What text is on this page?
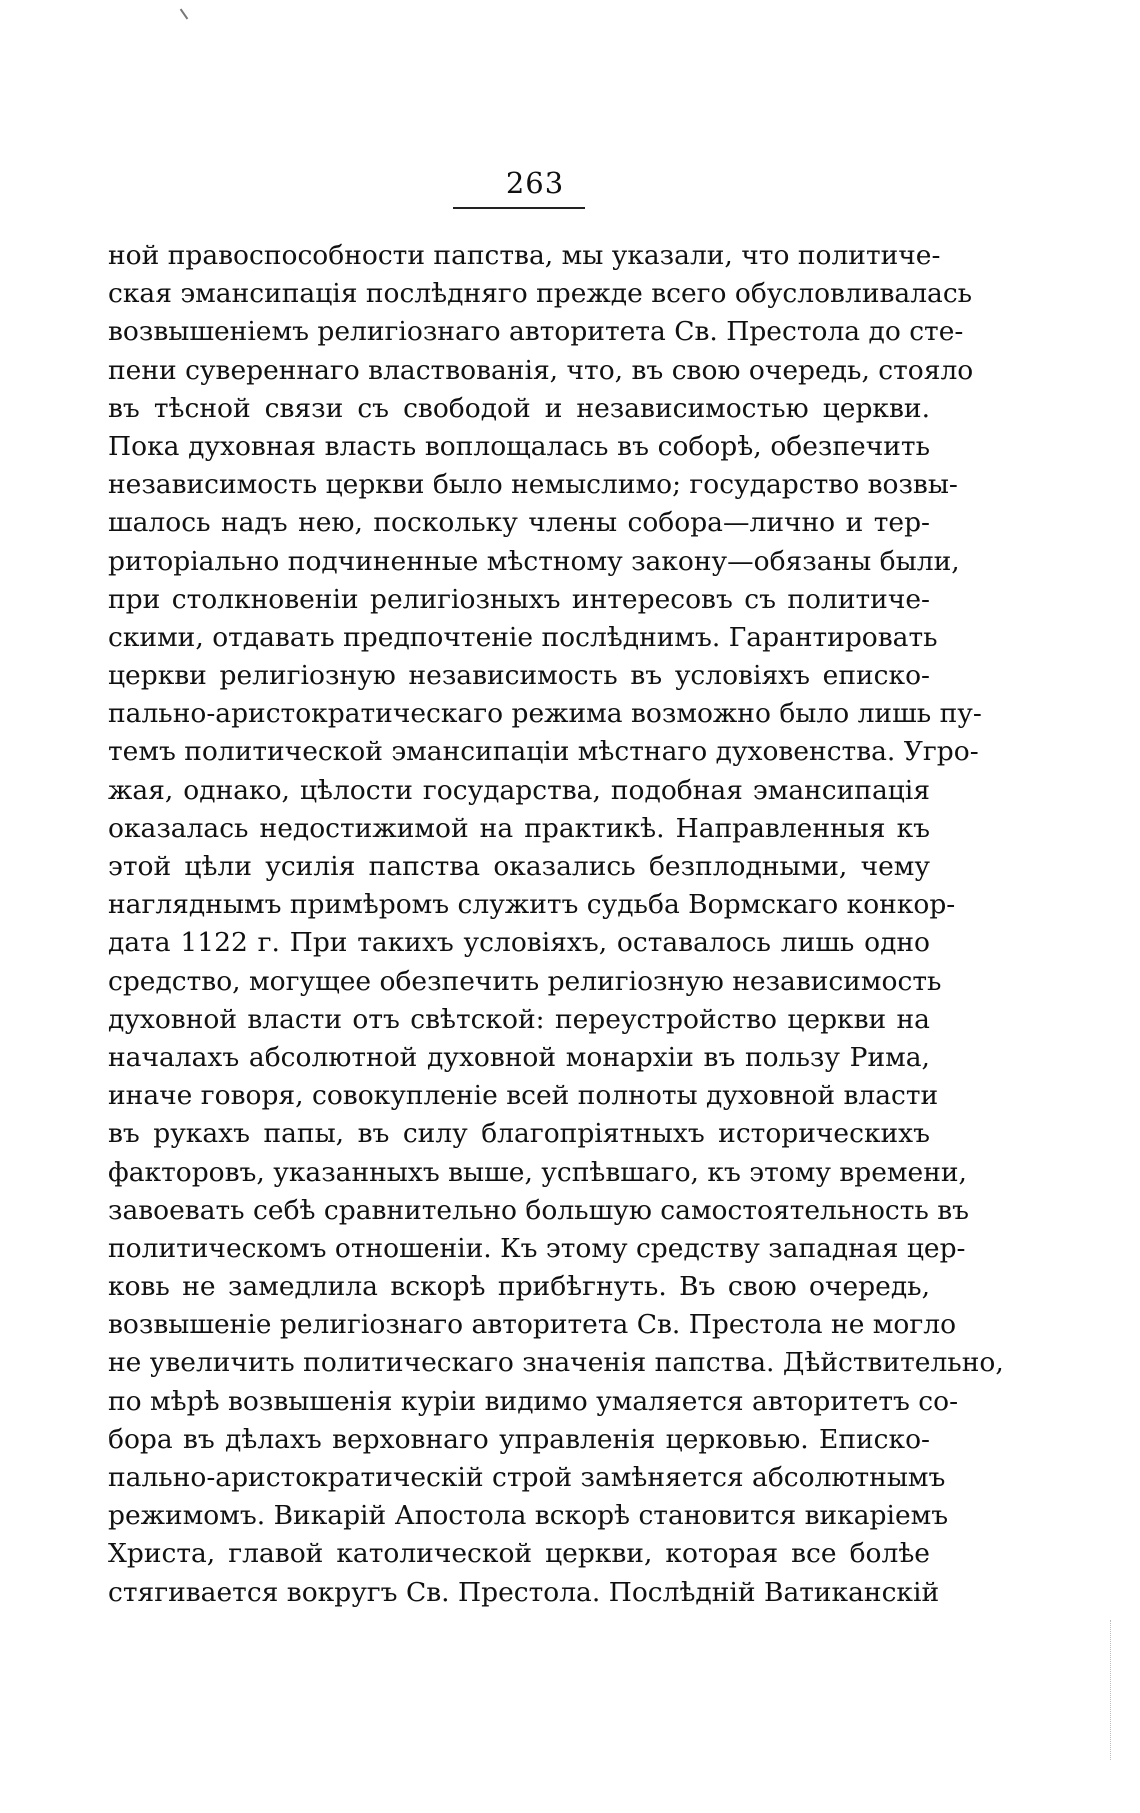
263
ной правоспособности папства, мы указали, что политиче-
ская эмансипацiя послѣдняго прежде всего обусловливалась
возвышенiемъ религiознаго авторитета Св. Престола до сте-
пени сувереннаго властвованiя, что, въ свою очередь, стояло
въ тѣсной связи съ свободой и независимостью церкви.
Пока духовная власть воплощалась въ соборѣ, обезпечить
независимость церкви было немыслимо; государство возвы-
шалось надъ нею, поскольку члены собора—лично и тер-
риторiально подчиненные мѣстному закону—обязаны были,
при столкновенiи религiозныхъ интересовъ съ политиче-
скими, отдавать предпочтенiе послѣднимъ. Гарантировать
церкви религiозную независимость въ условiяхъ еписко-
пально-аристократическаго режима возможно было лишь пу-
темъ политической эмансипацiи мѣстнаго духовенства. Угро-
жая, однако, цѣлости государства, подобная эмансипацiя
оказалась недостижимой на практикѣ. Направленныя къ
этой цѣли усилiя папства оказались безплодными, чему
нагляднымъ примѣромъ служитъ судьба Вормскаго конкор-
дата 1122 г. При такихъ условiяхъ, оставалось лишь одно
средство, могущее обезпечить религiозную независимость
духовной власти отъ свѣтской: переустройство церкви на
началахъ абсолютной духовной монархiи въ пользу Рима,
иначе говоря, совокупленiе всей полноты духовной власти
въ рукахъ папы, въ силу благопрiятныхъ историческихъ
факторовъ, указанныхъ выше, успѣвшаго, къ этому времени,
завоевать себѣ сравнительно большую самостоятельность въ
политическомъ отношенiи. Къ этому средству западная цер-
ковь не замедлила вскорѣ прибѣгнуть. Въ свою очередь,
возвышенiе религiознаго авторитета Св. Престола не могло
не увеличить политическаго значенiя папства. Дѣйствительно,
по мѣрѣ возвышенiя курiи видимо умаляется авторитетъ со-
бора въ дѣлахъ верховнаго управленiя церковью. Еписко-
пально-аристократическiй строй замѣняется абсолютнымъ
режимомъ. Викарiй Апостола вскорѣ становится викарiемъ
Христа, главой католической церкви, которая все болѣе
стягивается вокругъ Св. Престола. Послѣднiй Ватиканскiй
====
## What you should do
Take the data above and repeat it exactly, leaving each picture out.

## The solution
What text is on this page?
263
ной правоспособности папства, мы указали, что политиче-
ская эмансипацiя послѣдняго прежде всего обусловливалась
возвышенiемъ религiознаго авторитета Св. Престола до сте-
пени сувереннаго властвованiя, что, въ свою очередь, стояло
въ тѣсной связи съ свободой и независимостью церкви.
Пока духовная власть воплощалась въ соборѣ, обезпечить
независимость церкви было немыслимо; государство возвы-
шалось надъ нею, поскольку члены собора—лично и тер-
риторiально подчиненные мѣстному закону—обязаны были,
при столкновенiи религiозныхъ интересовъ съ политиче-
скими, отдавать предпочтенiе послѣднимъ. Гарантировать
церкви религiозную независимость въ условiяхъ еписко-
пально-аристократическаго режима возможно было лишь пу-
темъ политической эмансипацiи мѣстнаго духовенства. Угро-
жая, однако, цѣлости государства, подобная эмансипацiя
оказалась недостижимой на практикѣ. Направленныя къ
этой цѣли усилiя папства оказались безплодными, чему
нагляднымъ примѣромъ служитъ судьба Вормскаго конкор-
дата 1122 г. При такихъ условiяхъ, оставалось лишь одно
средство, могущее обезпечить религiозную независимость
духовной власти отъ свѣтской: переустройство церкви на
началахъ абсолютной духовной монархiи въ пользу Рима,
иначе говоря, совокупленiе всей полноты духовной власти
въ рукахъ папы, въ силу благопрiятныхъ историческихъ
факторовъ, указанныхъ выше, успѣвшаго, къ этому времени,
завоевать себѣ сравнительно большую самостоятельность въ
политическомъ отношенiи. Къ этому средству западная цер-
ковь не замедлила вскорѣ прибѣгнуть. Въ свою очередь,
возвышенiе религiознаго авторитета Св. Престола не могло
не увеличить политическаго значенiя папства. Дѣйствительно,
по мѣрѣ возвышенiя курiи видимо умаляется авторитетъ со-
бора въ дѣлахъ верховнаго управленiя церковью. Еписко-
пально-аристократическiй строй замѣняется абсолютнымъ
режимомъ. Викарiй Апостола вскорѣ становится викарiемъ
Христа, главой католической церкви, которая все болѣе
стягивается вокругъ Св. Престола. Послѣднiй Ватиканскiй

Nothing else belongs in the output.